> **To do**
Extract each line containing the string "results".
_ _ _ _ _ _ _
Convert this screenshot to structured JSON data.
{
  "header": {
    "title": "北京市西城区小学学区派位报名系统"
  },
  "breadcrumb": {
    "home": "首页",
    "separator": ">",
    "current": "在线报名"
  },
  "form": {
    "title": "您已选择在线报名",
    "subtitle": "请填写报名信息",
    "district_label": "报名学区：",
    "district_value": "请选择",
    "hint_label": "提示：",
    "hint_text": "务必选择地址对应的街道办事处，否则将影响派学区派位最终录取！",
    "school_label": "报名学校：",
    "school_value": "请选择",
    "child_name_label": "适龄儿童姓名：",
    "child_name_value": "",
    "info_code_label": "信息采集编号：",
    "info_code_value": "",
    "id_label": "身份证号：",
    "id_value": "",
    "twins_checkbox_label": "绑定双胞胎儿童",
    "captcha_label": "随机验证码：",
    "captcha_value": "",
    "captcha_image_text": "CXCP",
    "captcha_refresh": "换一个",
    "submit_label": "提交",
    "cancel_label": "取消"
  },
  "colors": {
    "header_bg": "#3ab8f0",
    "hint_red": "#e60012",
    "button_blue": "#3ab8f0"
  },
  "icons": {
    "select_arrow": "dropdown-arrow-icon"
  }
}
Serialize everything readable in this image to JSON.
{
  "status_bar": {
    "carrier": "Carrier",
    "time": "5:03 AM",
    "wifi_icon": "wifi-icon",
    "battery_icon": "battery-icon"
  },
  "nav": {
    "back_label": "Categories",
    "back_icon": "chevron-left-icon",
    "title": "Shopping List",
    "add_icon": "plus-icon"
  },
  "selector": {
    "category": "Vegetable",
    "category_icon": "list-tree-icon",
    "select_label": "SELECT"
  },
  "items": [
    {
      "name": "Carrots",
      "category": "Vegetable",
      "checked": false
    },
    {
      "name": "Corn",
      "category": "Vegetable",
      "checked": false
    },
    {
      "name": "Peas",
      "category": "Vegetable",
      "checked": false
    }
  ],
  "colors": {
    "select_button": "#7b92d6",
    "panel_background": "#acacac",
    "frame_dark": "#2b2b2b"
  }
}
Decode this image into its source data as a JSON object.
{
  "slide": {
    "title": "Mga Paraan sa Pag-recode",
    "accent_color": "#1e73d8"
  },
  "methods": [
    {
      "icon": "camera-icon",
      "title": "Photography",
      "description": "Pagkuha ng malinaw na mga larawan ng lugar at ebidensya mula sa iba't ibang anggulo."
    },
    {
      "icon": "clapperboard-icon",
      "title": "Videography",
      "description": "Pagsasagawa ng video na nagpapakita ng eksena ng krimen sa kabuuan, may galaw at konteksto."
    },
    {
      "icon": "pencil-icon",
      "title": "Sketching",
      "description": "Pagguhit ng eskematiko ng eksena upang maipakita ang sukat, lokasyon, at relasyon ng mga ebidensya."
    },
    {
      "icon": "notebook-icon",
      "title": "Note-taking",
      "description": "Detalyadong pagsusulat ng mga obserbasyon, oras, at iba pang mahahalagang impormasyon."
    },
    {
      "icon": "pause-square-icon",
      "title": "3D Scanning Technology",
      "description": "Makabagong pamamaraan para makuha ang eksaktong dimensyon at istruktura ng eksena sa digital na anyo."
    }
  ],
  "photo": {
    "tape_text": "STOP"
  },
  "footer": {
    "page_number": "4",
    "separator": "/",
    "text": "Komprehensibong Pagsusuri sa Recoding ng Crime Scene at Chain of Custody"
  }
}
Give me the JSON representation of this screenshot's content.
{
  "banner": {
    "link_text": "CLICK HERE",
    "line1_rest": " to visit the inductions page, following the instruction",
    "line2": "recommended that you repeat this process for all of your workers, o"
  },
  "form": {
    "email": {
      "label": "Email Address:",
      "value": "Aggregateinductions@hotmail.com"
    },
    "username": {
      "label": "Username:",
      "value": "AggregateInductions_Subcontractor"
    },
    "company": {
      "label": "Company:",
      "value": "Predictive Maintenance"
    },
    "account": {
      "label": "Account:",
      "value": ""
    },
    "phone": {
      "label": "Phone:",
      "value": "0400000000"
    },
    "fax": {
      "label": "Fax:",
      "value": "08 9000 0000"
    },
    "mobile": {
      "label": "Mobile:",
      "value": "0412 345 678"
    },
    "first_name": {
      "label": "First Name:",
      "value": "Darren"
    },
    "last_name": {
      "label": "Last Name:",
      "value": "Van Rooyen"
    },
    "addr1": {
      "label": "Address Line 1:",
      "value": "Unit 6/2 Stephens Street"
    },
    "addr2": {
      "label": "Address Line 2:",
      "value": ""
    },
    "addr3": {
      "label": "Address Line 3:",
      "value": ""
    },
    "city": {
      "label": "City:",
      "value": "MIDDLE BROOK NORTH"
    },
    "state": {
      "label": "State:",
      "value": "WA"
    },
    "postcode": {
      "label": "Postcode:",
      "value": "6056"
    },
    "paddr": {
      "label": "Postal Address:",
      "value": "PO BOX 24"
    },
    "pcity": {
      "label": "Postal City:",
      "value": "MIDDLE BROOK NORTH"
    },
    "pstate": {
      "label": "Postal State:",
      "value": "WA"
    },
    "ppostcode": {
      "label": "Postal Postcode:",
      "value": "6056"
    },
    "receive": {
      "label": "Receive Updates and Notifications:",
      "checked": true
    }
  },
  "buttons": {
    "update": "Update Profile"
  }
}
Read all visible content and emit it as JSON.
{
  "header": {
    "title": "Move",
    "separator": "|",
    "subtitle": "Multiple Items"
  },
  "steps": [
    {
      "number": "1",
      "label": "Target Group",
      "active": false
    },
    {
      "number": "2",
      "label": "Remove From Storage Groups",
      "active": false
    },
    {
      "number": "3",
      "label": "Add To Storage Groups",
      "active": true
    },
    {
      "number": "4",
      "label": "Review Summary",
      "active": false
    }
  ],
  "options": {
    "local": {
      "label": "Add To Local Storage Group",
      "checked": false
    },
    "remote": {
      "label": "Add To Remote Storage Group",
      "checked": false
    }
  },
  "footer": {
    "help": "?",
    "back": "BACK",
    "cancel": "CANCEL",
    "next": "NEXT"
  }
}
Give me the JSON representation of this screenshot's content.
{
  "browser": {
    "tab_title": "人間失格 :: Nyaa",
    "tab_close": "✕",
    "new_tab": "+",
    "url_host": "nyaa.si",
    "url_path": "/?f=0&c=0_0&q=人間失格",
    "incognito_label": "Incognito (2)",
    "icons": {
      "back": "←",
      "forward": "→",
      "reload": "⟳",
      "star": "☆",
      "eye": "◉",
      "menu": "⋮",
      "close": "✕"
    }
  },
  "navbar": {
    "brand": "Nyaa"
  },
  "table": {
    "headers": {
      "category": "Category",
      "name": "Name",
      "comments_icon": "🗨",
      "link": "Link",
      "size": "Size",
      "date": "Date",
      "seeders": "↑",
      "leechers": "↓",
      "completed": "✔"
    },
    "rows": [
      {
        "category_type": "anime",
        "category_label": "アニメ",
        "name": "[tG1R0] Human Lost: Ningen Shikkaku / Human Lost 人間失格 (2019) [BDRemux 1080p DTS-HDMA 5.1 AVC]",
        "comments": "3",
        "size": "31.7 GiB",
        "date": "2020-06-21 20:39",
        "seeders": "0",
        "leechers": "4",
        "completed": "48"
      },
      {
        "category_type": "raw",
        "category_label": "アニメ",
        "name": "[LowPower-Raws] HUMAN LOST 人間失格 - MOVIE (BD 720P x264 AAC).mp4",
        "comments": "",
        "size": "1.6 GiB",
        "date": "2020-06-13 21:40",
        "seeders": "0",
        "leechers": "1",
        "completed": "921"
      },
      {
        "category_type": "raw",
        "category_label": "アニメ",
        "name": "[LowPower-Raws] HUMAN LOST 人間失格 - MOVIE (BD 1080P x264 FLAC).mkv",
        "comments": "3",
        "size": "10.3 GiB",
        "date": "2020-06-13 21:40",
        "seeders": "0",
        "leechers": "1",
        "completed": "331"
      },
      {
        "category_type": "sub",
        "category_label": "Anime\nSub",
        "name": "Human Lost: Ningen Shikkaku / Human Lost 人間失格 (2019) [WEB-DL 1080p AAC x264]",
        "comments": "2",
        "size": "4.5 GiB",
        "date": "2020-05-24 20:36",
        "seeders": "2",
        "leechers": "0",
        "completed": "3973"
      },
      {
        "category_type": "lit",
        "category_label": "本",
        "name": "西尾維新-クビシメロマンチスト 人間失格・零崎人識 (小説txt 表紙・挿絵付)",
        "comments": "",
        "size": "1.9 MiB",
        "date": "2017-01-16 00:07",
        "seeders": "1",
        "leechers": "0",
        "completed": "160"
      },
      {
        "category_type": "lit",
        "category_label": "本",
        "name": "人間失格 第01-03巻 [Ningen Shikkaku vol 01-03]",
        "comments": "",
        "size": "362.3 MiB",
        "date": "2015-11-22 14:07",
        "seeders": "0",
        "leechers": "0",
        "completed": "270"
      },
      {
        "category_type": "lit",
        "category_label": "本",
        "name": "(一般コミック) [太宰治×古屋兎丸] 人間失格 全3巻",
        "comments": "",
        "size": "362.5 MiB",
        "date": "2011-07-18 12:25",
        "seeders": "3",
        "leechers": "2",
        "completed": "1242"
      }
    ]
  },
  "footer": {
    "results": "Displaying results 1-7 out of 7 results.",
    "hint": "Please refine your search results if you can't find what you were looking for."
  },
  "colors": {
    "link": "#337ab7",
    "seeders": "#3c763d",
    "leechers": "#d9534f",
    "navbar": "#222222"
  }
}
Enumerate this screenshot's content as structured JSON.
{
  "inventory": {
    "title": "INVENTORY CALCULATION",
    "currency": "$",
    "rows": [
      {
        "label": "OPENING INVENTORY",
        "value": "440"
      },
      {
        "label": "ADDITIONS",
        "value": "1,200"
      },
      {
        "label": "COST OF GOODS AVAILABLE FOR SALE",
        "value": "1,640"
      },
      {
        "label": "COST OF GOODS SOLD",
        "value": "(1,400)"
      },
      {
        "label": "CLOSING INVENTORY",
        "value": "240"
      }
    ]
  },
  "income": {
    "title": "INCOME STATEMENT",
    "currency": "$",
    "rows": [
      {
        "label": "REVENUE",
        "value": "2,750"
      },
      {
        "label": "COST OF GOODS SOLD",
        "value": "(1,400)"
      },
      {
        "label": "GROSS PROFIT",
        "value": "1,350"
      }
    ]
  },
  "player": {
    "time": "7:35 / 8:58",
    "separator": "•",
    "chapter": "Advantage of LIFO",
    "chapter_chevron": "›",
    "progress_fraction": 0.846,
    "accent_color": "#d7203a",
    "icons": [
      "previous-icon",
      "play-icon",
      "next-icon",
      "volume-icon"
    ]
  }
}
_ _ _ _ _ _ _
> **Output**
    "results": "Displaying results 1-7 out of 7 results.",
    "hint": "Please refine your search results if you can't find what you were looking for."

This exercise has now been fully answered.